● **Problem details**: Present the lines below again, exactly as they stand.

________________________

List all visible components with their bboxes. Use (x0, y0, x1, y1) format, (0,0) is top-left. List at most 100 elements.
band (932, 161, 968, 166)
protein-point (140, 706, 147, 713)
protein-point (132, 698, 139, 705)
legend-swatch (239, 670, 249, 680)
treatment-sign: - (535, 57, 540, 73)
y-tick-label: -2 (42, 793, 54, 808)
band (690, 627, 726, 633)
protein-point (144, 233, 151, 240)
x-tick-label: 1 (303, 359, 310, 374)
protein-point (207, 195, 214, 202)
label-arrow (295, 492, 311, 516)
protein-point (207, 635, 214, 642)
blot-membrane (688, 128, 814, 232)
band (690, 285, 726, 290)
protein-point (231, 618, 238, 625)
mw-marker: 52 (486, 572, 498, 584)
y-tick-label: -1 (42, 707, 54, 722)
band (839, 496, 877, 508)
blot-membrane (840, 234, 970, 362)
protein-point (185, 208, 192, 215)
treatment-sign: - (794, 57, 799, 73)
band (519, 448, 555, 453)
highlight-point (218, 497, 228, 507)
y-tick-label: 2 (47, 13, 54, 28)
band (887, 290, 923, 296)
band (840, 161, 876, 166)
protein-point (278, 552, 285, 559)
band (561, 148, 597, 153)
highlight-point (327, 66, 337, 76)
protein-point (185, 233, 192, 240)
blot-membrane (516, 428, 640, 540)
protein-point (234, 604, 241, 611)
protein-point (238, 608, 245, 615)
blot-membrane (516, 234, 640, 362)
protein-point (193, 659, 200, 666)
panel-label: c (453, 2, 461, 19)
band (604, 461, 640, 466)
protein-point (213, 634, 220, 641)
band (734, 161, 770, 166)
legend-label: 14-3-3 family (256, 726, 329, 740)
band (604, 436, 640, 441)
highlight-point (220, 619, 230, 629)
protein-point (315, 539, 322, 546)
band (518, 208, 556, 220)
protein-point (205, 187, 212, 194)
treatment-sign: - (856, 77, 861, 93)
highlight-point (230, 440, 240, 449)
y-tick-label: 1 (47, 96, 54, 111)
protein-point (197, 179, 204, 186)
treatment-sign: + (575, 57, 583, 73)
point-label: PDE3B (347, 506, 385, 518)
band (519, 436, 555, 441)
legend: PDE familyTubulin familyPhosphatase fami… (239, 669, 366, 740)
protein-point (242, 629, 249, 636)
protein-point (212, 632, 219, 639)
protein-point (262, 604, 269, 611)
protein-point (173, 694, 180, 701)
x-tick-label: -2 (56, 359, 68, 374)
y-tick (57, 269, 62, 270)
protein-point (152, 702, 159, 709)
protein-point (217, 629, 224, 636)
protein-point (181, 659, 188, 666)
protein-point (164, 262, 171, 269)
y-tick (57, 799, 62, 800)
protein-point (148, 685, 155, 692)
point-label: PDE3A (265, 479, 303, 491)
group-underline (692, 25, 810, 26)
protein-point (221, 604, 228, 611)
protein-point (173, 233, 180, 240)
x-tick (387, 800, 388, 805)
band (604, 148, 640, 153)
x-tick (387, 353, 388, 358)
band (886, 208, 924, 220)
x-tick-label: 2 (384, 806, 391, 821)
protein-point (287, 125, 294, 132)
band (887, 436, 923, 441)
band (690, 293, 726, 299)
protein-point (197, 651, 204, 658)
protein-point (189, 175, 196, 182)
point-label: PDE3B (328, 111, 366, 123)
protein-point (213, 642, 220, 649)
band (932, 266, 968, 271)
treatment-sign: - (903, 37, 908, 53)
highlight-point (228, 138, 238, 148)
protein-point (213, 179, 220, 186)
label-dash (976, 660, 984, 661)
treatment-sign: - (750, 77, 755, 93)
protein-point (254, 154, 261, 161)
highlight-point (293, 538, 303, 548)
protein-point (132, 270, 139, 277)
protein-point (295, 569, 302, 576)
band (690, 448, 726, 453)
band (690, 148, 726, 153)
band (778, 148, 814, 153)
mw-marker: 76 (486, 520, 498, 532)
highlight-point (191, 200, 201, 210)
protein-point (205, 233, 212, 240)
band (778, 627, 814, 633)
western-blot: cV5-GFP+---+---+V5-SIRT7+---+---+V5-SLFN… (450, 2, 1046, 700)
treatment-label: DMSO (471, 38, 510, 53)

________________________

● **Problem solution**:
List all visible components with their bboxes. Use (x0, y0, x1, y1) format, (0,0) is top-left. List at most 100 elements.
band (932, 161, 968, 166)
protein-point (140, 706, 147, 713)
protein-point (132, 698, 139, 705)
legend-swatch (239, 670, 249, 680)
treatment-sign: - (535, 57, 540, 73)
y-tick-label: -2 (42, 793, 54, 808)
band (690, 627, 726, 633)
protein-point (144, 233, 151, 240)
x-tick-label: 1 (303, 359, 310, 374)
protein-point (207, 195, 214, 202)
label-arrow (295, 492, 311, 516)
protein-point (207, 635, 214, 642)
blot-membrane (688, 128, 814, 232)
band (690, 285, 726, 290)
protein-point (231, 618, 238, 625)
mw-marker: 52 (486, 572, 498, 584)
y-tick-label: -1 (42, 707, 54, 722)
band (839, 496, 877, 508)
blot-membrane (840, 234, 970, 362)
protein-point (185, 208, 192, 215)
treatment-sign: - (794, 57, 799, 73)
band (519, 448, 555, 453)
highlight-point (218, 497, 228, 507)
y-tick-label: 2 (47, 13, 54, 28)
band (887, 290, 923, 296)
band (840, 161, 876, 166)
protein-point (278, 552, 285, 559)
band (561, 148, 597, 153)
highlight-point (327, 66, 337, 76)
protein-point (185, 233, 192, 240)
blot-membrane (516, 428, 640, 540)
protein-point (234, 604, 241, 611)
protein-point (238, 608, 245, 615)
blot-membrane (516, 234, 640, 362)
protein-point (193, 659, 200, 666)
panel-label: c (453, 2, 461, 19)
band (604, 461, 640, 466)
protein-point (213, 634, 220, 641)
band (734, 161, 770, 166)
legend-label: 14-3-3 family (256, 726, 329, 740)
band (604, 436, 640, 441)
highlight-point (220, 619, 230, 629)
protein-point (315, 539, 322, 546)
band (518, 208, 556, 220)
protein-point (205, 187, 212, 194)
treatment-sign: - (856, 77, 861, 93)
highlight-point (230, 440, 240, 449)
y-tick-label: 1 (47, 96, 54, 111)
protein-point (197, 179, 204, 186)
treatment-sign: + (575, 57, 583, 73)
point-label: PDE3B (347, 506, 385, 518)
band (519, 436, 555, 441)
legend: PDE familyTubulin familyPhosphatase fami… (239, 669, 366, 740)
protein-point (242, 629, 249, 636)
protein-point (212, 632, 219, 639)
protein-point (262, 604, 269, 611)
protein-point (173, 694, 180, 701)
x-tick-label: -2 (56, 359, 68, 374)
y-tick (57, 269, 62, 270)
protein-point (152, 702, 159, 709)
protein-point (217, 629, 224, 636)
protein-point (181, 659, 188, 666)
protein-point (164, 262, 171, 269)
y-tick (57, 799, 62, 800)
protein-point (148, 685, 155, 692)
point-label: PDE3A (265, 479, 303, 491)
group-underline (692, 25, 810, 26)
protein-point (221, 604, 228, 611)
protein-point (173, 233, 180, 240)
x-tick (387, 800, 388, 805)
band (604, 148, 640, 153)
x-tick (387, 353, 388, 358)
band (886, 208, 924, 220)
x-tick-label: 2 (384, 806, 391, 821)
protein-point (287, 125, 294, 132)
band (887, 436, 923, 441)
band (690, 293, 726, 299)
protein-point (197, 651, 204, 658)
protein-point (189, 175, 196, 182)
point-label: PDE3B (328, 111, 366, 123)
protein-point (213, 642, 220, 649)
band (932, 266, 968, 271)
treatment-sign: - (903, 37, 908, 53)
highlight-point (228, 138, 238, 148)
protein-point (213, 179, 220, 186)
label-dash (976, 660, 984, 661)
treatment-sign: - (750, 77, 755, 93)
protein-point (254, 154, 261, 161)
highlight-point (293, 538, 303, 548)
protein-point (132, 270, 139, 277)
protein-point (295, 569, 302, 576)
band (690, 448, 726, 453)
band (690, 148, 726, 153)
band (778, 148, 814, 153)
mw-marker: 76 (486, 520, 498, 532)
highlight-point (191, 200, 201, 210)
protein-point (205, 233, 212, 240)
band (778, 627, 814, 633)
western-blot: cV5-GFP+---+---+V5-SIRT7+---+---+V5-SLFN… (450, 2, 1046, 700)
treatment-label: DMSO (471, 38, 510, 53)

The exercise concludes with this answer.